Copy out each line that includes the word "into".
#####
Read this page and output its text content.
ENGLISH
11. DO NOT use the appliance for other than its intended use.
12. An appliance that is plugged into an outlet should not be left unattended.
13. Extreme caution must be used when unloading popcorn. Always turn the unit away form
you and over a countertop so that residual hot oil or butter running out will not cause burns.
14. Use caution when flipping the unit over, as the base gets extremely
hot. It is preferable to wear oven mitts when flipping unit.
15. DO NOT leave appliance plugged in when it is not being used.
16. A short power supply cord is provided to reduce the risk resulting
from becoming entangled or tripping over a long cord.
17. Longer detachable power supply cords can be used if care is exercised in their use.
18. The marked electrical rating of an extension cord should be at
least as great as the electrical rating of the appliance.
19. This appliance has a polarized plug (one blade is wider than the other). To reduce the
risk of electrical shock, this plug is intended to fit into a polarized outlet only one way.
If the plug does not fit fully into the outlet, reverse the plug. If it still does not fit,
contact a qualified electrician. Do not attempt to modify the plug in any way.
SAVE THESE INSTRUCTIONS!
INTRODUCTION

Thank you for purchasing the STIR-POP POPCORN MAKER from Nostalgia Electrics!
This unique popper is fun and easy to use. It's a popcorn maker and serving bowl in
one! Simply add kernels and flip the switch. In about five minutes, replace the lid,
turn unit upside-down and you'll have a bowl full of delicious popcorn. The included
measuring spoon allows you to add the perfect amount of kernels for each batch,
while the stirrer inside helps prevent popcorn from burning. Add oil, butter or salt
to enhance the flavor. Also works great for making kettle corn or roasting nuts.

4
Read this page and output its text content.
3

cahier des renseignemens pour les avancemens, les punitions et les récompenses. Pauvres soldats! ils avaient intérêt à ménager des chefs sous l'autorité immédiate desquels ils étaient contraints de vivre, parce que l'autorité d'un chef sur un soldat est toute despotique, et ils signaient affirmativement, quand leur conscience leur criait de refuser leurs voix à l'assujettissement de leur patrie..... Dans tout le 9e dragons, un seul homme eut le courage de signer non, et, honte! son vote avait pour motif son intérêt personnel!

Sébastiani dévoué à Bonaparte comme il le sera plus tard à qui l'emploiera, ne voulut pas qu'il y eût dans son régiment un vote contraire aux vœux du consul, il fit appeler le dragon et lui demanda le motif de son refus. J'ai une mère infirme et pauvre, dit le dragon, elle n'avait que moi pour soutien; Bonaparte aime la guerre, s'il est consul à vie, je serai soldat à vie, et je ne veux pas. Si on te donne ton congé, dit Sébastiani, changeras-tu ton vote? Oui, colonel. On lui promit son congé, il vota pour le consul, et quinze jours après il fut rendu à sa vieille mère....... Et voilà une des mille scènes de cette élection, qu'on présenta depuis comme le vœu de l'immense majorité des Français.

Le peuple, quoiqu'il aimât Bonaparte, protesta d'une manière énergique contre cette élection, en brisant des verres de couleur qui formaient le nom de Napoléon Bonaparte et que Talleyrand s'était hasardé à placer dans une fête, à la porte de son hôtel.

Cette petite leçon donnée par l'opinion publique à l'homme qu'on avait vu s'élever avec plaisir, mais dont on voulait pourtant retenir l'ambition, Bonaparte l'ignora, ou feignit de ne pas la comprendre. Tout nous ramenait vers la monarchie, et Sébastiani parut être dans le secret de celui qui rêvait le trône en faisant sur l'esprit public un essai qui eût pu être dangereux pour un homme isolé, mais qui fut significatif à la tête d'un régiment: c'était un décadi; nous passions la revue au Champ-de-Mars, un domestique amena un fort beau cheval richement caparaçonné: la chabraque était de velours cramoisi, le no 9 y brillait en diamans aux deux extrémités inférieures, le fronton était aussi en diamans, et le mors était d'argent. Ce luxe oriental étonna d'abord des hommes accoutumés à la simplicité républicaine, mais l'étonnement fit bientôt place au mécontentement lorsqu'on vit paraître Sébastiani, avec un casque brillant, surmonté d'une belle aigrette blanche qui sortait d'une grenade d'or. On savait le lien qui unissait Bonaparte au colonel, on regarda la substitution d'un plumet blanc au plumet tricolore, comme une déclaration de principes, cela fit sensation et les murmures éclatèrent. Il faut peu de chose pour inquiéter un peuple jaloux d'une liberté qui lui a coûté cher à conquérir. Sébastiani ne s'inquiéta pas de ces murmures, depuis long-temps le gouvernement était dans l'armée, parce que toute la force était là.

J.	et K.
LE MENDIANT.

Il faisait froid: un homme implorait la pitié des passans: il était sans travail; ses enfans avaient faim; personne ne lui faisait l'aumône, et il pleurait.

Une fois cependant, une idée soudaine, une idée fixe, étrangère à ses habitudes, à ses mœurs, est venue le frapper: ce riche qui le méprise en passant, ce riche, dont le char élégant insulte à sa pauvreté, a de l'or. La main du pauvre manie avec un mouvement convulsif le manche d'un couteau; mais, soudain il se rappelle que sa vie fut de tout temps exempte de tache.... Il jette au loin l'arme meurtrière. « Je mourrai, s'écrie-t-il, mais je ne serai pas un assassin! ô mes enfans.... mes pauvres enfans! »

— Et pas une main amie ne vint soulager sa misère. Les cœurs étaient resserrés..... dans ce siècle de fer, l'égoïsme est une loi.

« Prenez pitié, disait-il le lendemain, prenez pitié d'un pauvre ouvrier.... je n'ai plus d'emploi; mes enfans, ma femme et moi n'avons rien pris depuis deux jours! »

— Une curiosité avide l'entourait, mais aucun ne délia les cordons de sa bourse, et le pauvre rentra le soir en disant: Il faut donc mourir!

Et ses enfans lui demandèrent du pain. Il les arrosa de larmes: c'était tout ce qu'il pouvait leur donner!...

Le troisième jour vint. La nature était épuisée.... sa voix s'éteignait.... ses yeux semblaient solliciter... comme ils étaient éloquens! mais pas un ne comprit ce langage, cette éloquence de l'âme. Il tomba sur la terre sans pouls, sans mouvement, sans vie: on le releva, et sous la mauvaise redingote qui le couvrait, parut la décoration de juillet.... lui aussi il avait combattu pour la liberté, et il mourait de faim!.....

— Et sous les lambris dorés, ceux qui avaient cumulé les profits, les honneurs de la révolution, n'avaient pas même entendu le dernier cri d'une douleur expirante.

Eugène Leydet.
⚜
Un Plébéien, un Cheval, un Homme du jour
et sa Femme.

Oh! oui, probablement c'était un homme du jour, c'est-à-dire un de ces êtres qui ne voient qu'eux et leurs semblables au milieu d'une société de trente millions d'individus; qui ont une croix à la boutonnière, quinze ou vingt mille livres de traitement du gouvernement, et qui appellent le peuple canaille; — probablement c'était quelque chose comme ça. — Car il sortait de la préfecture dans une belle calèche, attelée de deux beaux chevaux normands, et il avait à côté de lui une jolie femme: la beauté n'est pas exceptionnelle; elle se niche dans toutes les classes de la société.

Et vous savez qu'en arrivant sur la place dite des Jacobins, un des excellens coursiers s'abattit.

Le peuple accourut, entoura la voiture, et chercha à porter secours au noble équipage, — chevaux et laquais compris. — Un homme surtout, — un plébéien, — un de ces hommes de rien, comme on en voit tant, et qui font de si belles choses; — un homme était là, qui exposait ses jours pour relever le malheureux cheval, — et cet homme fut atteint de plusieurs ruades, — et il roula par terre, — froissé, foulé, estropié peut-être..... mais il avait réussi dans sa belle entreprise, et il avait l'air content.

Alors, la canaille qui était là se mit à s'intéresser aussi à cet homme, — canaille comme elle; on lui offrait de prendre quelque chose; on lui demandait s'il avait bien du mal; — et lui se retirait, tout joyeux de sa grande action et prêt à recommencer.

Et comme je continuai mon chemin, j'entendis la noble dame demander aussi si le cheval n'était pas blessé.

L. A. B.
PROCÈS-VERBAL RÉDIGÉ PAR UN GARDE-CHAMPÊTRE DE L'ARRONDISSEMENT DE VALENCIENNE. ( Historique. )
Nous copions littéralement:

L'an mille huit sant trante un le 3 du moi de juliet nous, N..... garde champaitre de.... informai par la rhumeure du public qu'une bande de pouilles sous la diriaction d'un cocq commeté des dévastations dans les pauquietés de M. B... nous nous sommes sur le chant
#####
**Response to this task:**
12. An appliance that is plugged into an outlet should not be left unattended.
risk of electrical shock, this plug is intended to fit into a polarized outlet only one way.
If the plug does not fit fully into the outlet, reverse the plug. If it still does not fit,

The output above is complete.